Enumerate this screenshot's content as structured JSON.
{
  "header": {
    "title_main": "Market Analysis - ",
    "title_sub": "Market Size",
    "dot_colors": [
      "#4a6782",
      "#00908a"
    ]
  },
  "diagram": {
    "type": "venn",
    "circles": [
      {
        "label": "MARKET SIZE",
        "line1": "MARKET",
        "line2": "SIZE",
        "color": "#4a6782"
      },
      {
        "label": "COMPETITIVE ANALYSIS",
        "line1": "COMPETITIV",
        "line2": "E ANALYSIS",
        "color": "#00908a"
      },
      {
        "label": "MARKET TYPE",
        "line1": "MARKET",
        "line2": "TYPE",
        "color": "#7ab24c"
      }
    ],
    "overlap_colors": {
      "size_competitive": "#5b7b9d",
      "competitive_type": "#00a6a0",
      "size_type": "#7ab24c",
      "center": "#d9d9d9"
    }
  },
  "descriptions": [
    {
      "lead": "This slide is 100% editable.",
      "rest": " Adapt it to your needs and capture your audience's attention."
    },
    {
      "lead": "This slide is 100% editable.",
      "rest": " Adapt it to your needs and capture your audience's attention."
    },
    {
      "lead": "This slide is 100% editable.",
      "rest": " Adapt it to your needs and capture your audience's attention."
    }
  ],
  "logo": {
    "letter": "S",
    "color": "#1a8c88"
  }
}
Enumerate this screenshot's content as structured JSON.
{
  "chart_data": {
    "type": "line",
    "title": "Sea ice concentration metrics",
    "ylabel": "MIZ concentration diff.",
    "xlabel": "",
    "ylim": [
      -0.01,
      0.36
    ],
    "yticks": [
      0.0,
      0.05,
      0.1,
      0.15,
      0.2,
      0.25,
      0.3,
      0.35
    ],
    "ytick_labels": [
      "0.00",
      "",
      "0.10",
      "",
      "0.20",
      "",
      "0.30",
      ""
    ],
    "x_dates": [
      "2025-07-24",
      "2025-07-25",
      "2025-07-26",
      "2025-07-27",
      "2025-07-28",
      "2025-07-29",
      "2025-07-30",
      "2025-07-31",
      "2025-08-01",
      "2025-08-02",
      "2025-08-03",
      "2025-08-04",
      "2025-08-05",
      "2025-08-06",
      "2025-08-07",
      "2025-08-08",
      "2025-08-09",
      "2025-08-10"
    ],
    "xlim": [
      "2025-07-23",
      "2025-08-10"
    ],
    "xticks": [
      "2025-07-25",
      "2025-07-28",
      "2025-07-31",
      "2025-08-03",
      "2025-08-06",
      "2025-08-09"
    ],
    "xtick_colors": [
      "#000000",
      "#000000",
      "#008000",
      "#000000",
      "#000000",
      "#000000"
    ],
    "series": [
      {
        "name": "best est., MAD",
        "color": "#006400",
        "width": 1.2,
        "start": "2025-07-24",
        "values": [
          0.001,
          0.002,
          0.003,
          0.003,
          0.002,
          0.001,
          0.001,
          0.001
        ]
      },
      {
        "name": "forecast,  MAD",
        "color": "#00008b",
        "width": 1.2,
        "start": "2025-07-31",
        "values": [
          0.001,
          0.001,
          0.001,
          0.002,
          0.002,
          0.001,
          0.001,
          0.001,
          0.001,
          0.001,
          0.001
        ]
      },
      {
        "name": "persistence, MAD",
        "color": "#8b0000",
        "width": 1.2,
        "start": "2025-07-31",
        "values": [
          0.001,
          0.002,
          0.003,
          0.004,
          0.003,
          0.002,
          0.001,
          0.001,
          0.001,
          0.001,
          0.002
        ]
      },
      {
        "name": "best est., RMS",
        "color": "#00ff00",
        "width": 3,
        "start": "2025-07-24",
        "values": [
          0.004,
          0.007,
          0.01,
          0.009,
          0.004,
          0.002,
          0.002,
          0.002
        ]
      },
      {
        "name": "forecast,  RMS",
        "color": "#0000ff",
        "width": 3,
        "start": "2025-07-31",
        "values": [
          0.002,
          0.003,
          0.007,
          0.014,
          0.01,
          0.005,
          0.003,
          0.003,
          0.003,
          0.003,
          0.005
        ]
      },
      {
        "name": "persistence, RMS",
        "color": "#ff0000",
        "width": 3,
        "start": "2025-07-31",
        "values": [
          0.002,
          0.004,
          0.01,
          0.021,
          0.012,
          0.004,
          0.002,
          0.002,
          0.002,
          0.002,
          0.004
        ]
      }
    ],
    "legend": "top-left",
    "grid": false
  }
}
-*-*-
**Task directions:** Repeat all of the records above exactly as written.

**Correct result:**
Enumerate this screenshot's content as structured JSON.
{
  "header": {
    "title_main": "Market Analysis - ",
    "title_sub": "Market Size",
    "dot_colors": [
      "#4a6782",
      "#00908a"
    ]
  },
  "diagram": {
    "type": "venn",
    "circles": [
      {
        "label": "MARKET SIZE",
        "line1": "MARKET",
        "line2": "SIZE",
        "color": "#4a6782"
      },
      {
        "label": "COMPETITIVE ANALYSIS",
        "line1": "COMPETITIV",
        "line2": "E ANALYSIS",
        "color": "#00908a"
      },
      {
        "label": "MARKET TYPE",
        "line1": "MARKET",
        "line2": "TYPE",
        "color": "#7ab24c"
      }
    ],
    "overlap_colors": {
      "size_competitive": "#5b7b9d",
      "competitive_type": "#00a6a0",
      "size_type": "#7ab24c",
      "center": "#d9d9d9"
    }
  },
  "descriptions": [
    {
      "lead": "This slide is 100% editable.",
      "rest": " Adapt it to your needs and capture your audience's attention."
    },
    {
      "lead": "This slide is 100% editable.",
      "rest": " Adapt it to your needs and capture your audience's attention."
    },
    {
      "lead": "This slide is 100% editable.",
      "rest": " Adapt it to your needs and capture your audience's attention."
    }
  ],
  "logo": {
    "letter": "S",
    "color": "#1a8c88"
  }
}
Enumerate this screenshot's content as structured JSON.
{
  "chart_data": {
    "type": "line",
    "title": "Sea ice concentration metrics",
    "ylabel": "MIZ concentration diff.",
    "xlabel": "",
    "ylim": [
      -0.01,
      0.36
    ],
    "yticks": [
      0.0,
      0.05,
      0.1,
      0.15,
      0.2,
      0.25,
      0.3,
      0.35
    ],
    "ytick_labels": [
      "0.00",
      "",
      "0.10",
      "",
      "0.20",
      "",
      "0.30",
      ""
    ],
    "x_dates": [
      "2025-07-24",
      "2025-07-25",
      "2025-07-26",
      "2025-07-27",
      "2025-07-28",
      "2025-07-29",
      "2025-07-30",
      "2025-07-31",
      "2025-08-01",
      "2025-08-02",
      "2025-08-03",
      "2025-08-04",
      "2025-08-05",
      "2025-08-06",
      "2025-08-07",
      "2025-08-08",
      "2025-08-09",
      "2025-08-10"
    ],
    "xlim": [
      "2025-07-23",
      "2025-08-10"
    ],
    "xticks": [
      "2025-07-25",
      "2025-07-28",
      "2025-07-31",
      "2025-08-03",
      "2025-08-06",
      "2025-08-09"
    ],
    "xtick_colors": [
      "#000000",
      "#000000",
      "#008000",
      "#000000",
      "#000000",
      "#000000"
    ],
    "series": [
      {
        "name": "best est., MAD",
        "color": "#006400",
        "width": 1.2,
        "start": "2025-07-24",
        "values": [
          0.001,
          0.002,
          0.003,
          0.003,
          0.002,
          0.001,
          0.001,
          0.001
        ]
      },
      {
        "name": "forecast,  MAD",
        "color": "#00008b",
        "width": 1.2,
        "start": "2025-07-31",
        "values": [
          0.001,
          0.001,
          0.001,
          0.002,
          0.002,
          0.001,
          0.001,
          0.001,
          0.001,
          0.001,
          0.001
        ]
      },
      {
        "name": "persistence, MAD",
        "color": "#8b0000",
        "width": 1.2,
        "start": "2025-07-31",
        "values": [
          0.001,
          0.002,
          0.003,
          0.004,
          0.003,
          0.002,
          0.001,
          0.001,
          0.001,
          0.001,
          0.002
        ]
      },
      {
        "name": "best est., RMS",
        "color": "#00ff00",
        "width": 3,
        "start": "2025-07-24",
        "values": [
          0.004,
          0.007,
          0.01,
          0.009,
          0.004,
          0.002,
          0.002,
          0.002
        ]
      },
      {
        "name": "forecast,  RMS",
        "color": "#0000ff",
        "width": 3,
        "start": "2025-07-31",
        "values": [
          0.002,
          0.003,
          0.007,
          0.014,
          0.01,
          0.005,
          0.003,
          0.003,
          0.003,
          0.003,
          0.005
        ]
      },
      {
        "name": "persistence, RMS",
        "color": "#ff0000",
        "width": 3,
        "start": "2025-07-31",
        "values": [
          0.002,
          0.004,
          0.01,
          0.021,
          0.012,
          0.004,
          0.002,
          0.002,
          0.002,
          0.002,
          0.004
        ]
      }
    ],
    "legend": "top-left",
    "grid": false
  }
}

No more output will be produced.